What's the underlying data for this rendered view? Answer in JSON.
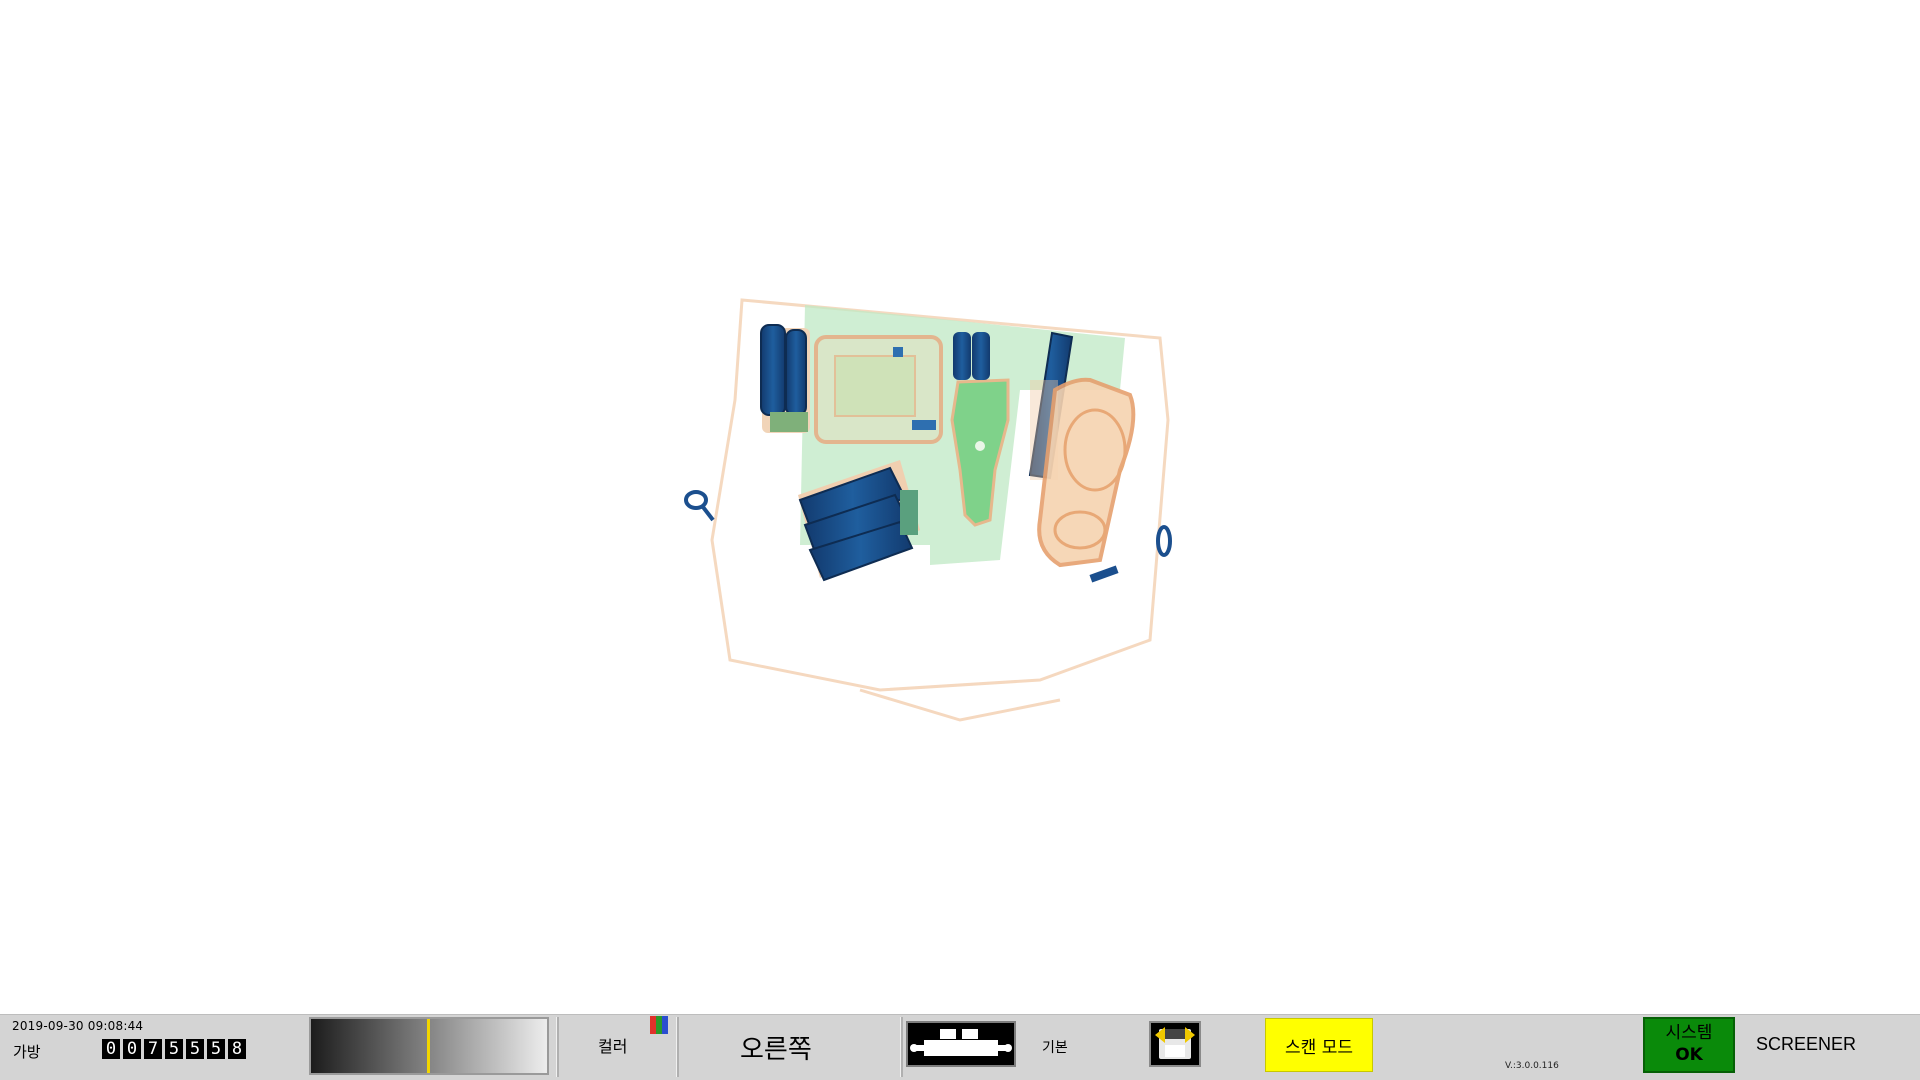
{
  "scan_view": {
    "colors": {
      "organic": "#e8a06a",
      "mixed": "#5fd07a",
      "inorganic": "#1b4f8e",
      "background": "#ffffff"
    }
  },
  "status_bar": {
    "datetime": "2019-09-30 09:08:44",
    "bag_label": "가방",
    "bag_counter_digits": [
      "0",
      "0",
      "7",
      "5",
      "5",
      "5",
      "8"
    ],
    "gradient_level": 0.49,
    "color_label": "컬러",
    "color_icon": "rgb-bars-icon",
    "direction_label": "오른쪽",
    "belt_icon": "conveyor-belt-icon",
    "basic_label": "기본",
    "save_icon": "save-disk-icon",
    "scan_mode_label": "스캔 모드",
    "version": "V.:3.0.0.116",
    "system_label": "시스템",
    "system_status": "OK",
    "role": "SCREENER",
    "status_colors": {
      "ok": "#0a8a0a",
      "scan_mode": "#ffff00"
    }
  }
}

##########

▸ **What you will do**: Repeat the listing verbatim. Skip the pictures.

▸ **Expected output**:
What's the underlying data for this rendered view? Answer in JSON.
{
  "scan_view": {
    "colors": {
      "organic": "#e8a06a",
      "mixed": "#5fd07a",
      "inorganic": "#1b4f8e",
      "background": "#ffffff"
    }
  },
  "status_bar": {
    "datetime": "2019-09-30 09:08:44",
    "bag_label": "가방",
    "bag_counter_digits": [
      "0",
      "0",
      "7",
      "5",
      "5",
      "5",
      "8"
    ],
    "gradient_level": 0.49,
    "color_label": "컬러",
    "color_icon": "rgb-bars-icon",
    "direction_label": "오른쪽",
    "belt_icon": "conveyor-belt-icon",
    "basic_label": "기본",
    "save_icon": "save-disk-icon",
    "scan_mode_label": "스캔 모드",
    "version": "V.:3.0.0.116",
    "system_label": "시스템",
    "system_status": "OK",
    "role": "SCREENER",
    "status_colors": {
      "ok": "#0a8a0a",
      "scan_mode": "#ffff00"
    }
  }
}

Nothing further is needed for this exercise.